Do this:
Reproduce the data below in full and exclude every picture.

Supplied data:
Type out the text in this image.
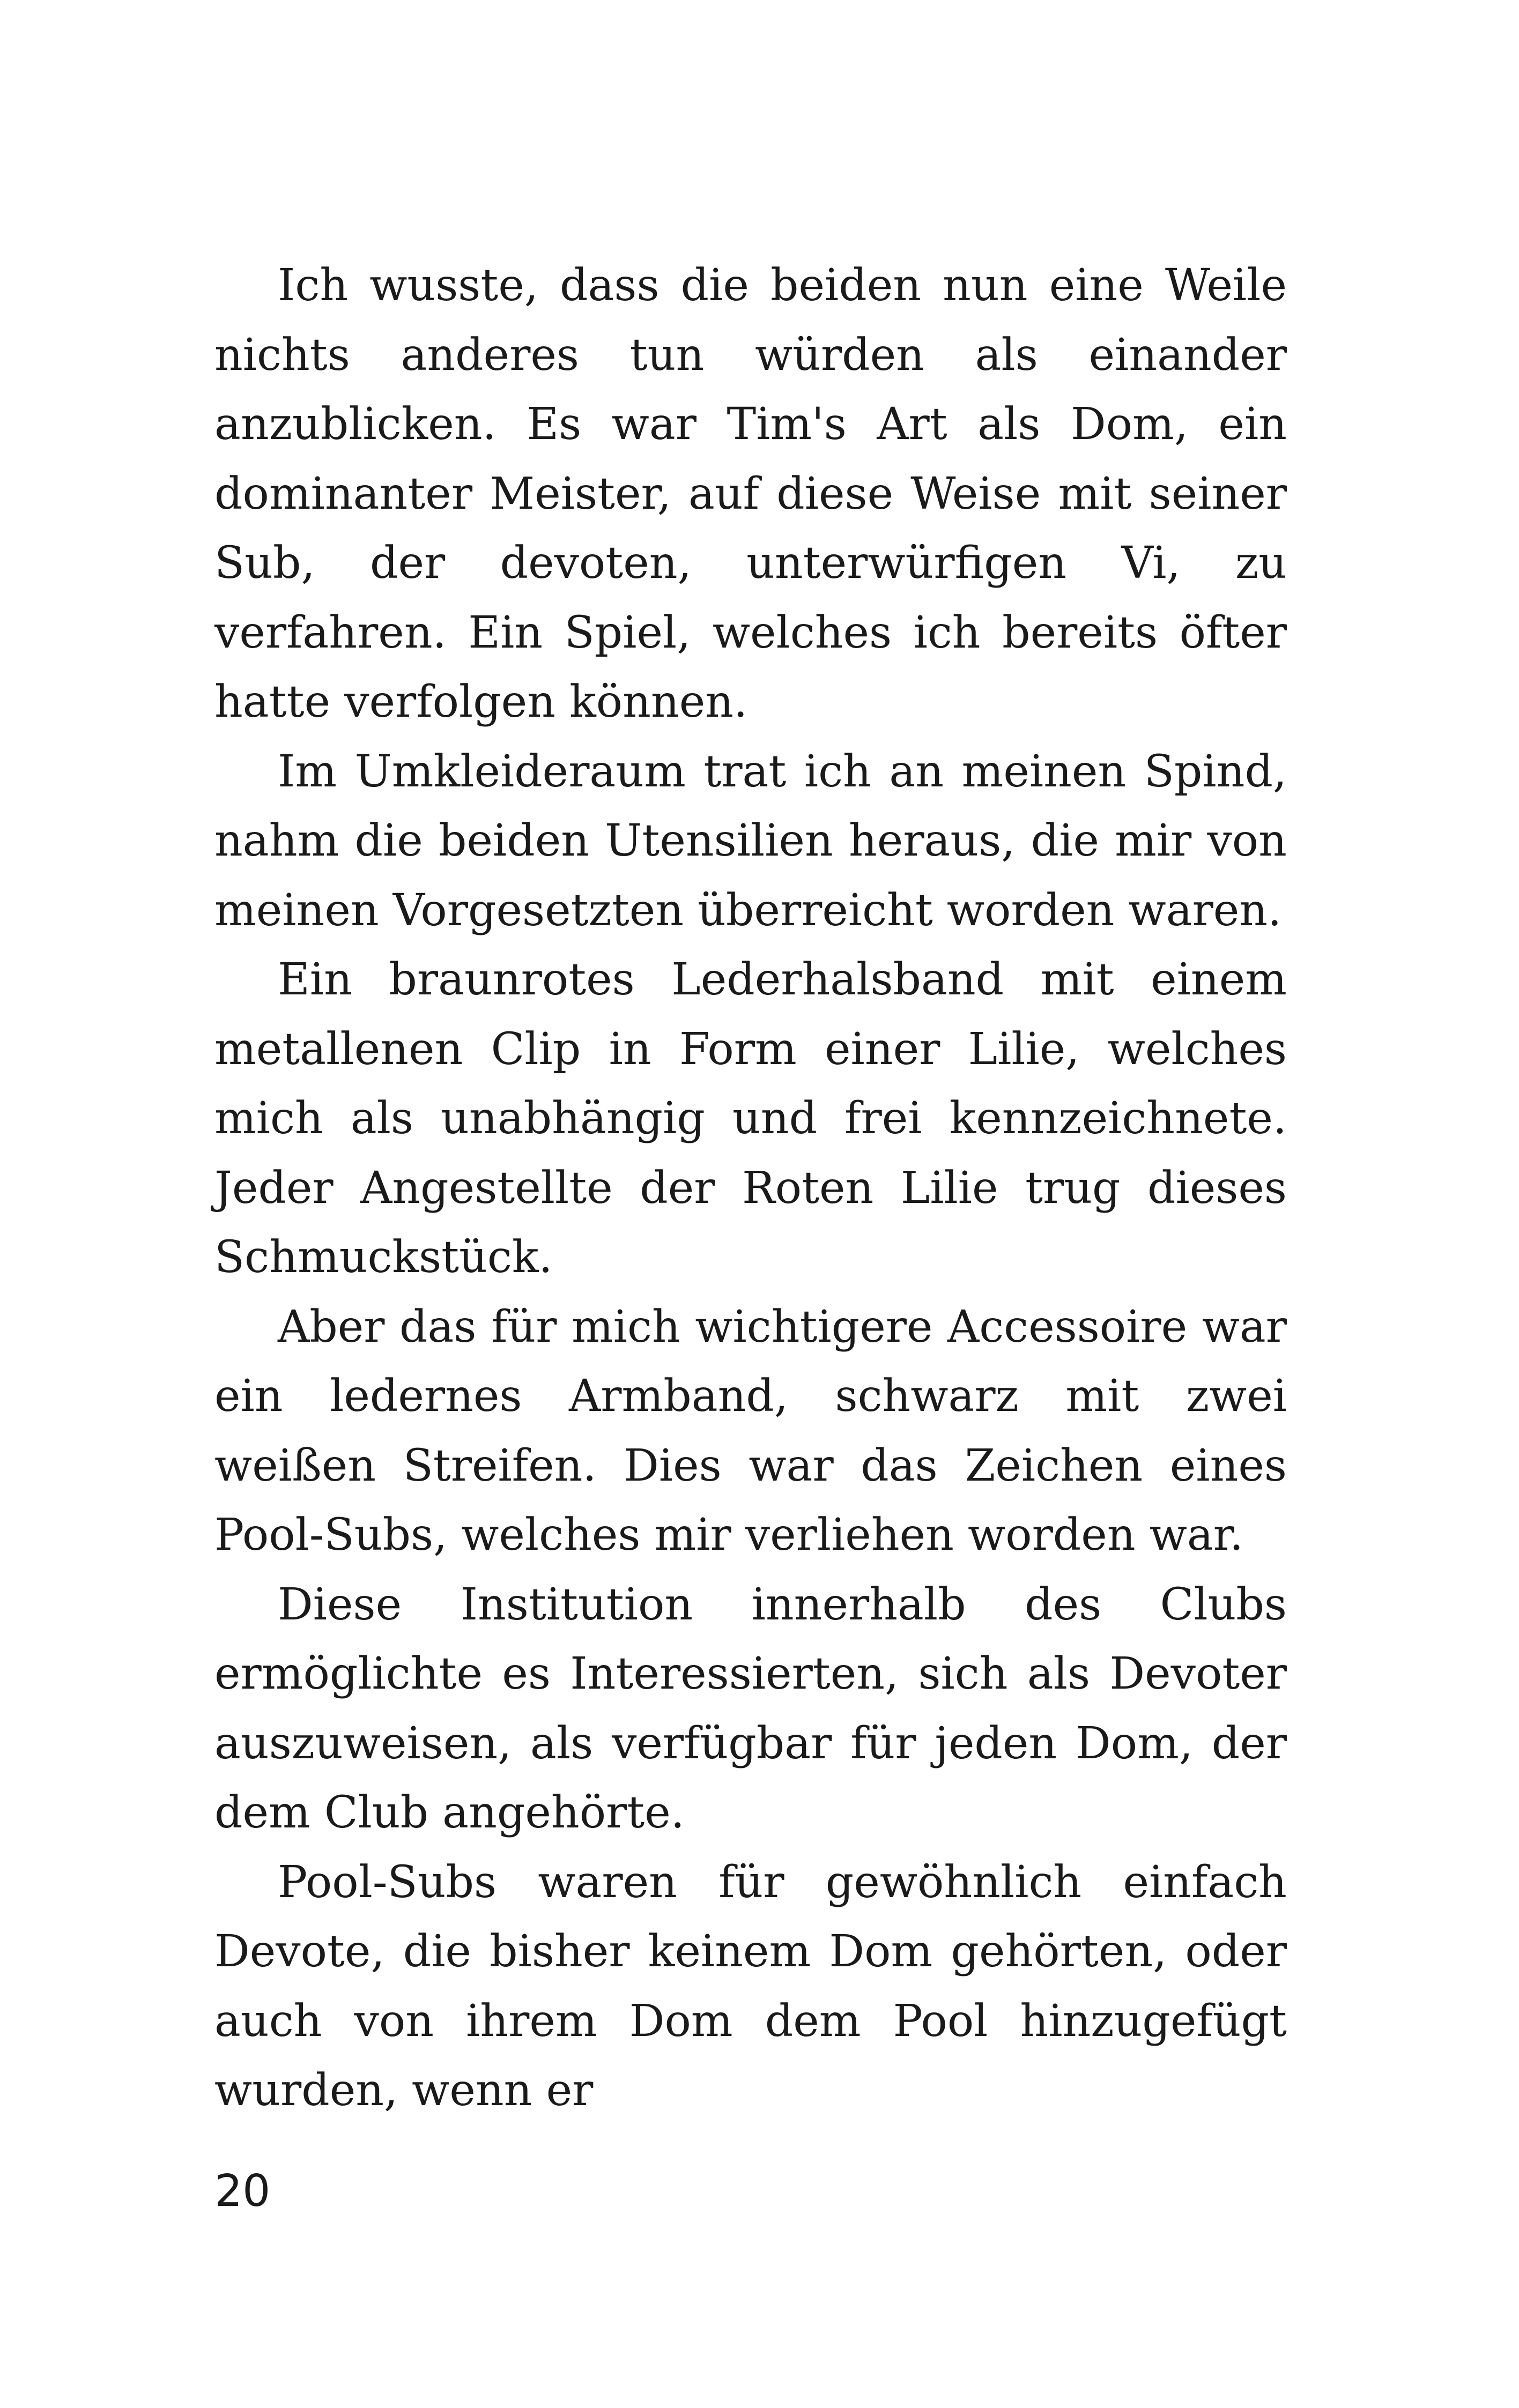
Ich wusste, dass die beiden nun eine Weile nichts anderes tun würden als einander anzublicken. Es war Tim's Art als Dom, ein dominanter Meister, auf diese Weise mit seiner Sub, der devoten, unterwürfigen Vi, zu verfahren. Ein Spiel, welches ich bereits öfter hatte verfolgen können.

Im Umkleideraum trat ich an meinen Spind, nahm die beiden Utensilien heraus, die mir von meinen Vorgesetzten überreicht worden waren.

Ein braunrotes Lederhalsband mit einem metallenen Clip in Form einer Lilie, welches mich als unabhängig und frei kennzeichnete. Jeder Angestellte der Roten Lilie trug dieses Schmuckstück.

Aber das für mich wichtigere Accessoire war ein ledernes Armband, schwarz mit zwei weißen Streifen. Dies war das Zeichen eines Pool-Subs, welches mir verliehen worden war.

Diese Institution innerhalb des Clubs ermöglichte es Interessierten, sich als Devoter auszuweisen, als verfügbar für jeden Dom, der dem Club angehörte.

Pool-Subs waren für gewöhnlich einfach Devote, die bisher keinem Dom gehörten, oder auch von ihrem Dom dem Pool hinzugefügt wurden, wenn er

20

The answer:
Type out the text in this image.
Ich wusste, dass die beiden nun eine Weile nichts anderes tun würden als einander anzublicken. Es war Tim's Art als Dom, ein dominanter Meister, auf diese Weise mit seiner Sub, der devoten, unterwürfigen Vi, zu verfahren. Ein Spiel, welches ich bereits öfter hatte verfolgen können.

Im Umkleideraum trat ich an meinen Spind, nahm die beiden Utensilien heraus, die mir von meinen Vorgesetzten überreicht worden waren.

Ein braunrotes Lederhalsband mit einem metallenen Clip in Form einer Lilie, welches mich als unabhängig und frei kennzeichnete. Jeder Angestellte der Roten Lilie trug dieses Schmuckstück.

Aber das für mich wichtigere Accessoire war ein ledernes Armband, schwarz mit zwei weißen Streifen. Dies war das Zeichen eines Pool-Subs, welches mir verliehen worden war.

Diese Institution innerhalb des Clubs ermöglichte es Interessierten, sich als Devoter auszuweisen, als verfügbar für jeden Dom, der dem Club angehörte.

Pool-Subs waren für gewöhnlich einfach Devote, die bisher keinem Dom gehörten, oder auch von ihrem Dom dem Pool hinzugefügt wurden, wenn er

20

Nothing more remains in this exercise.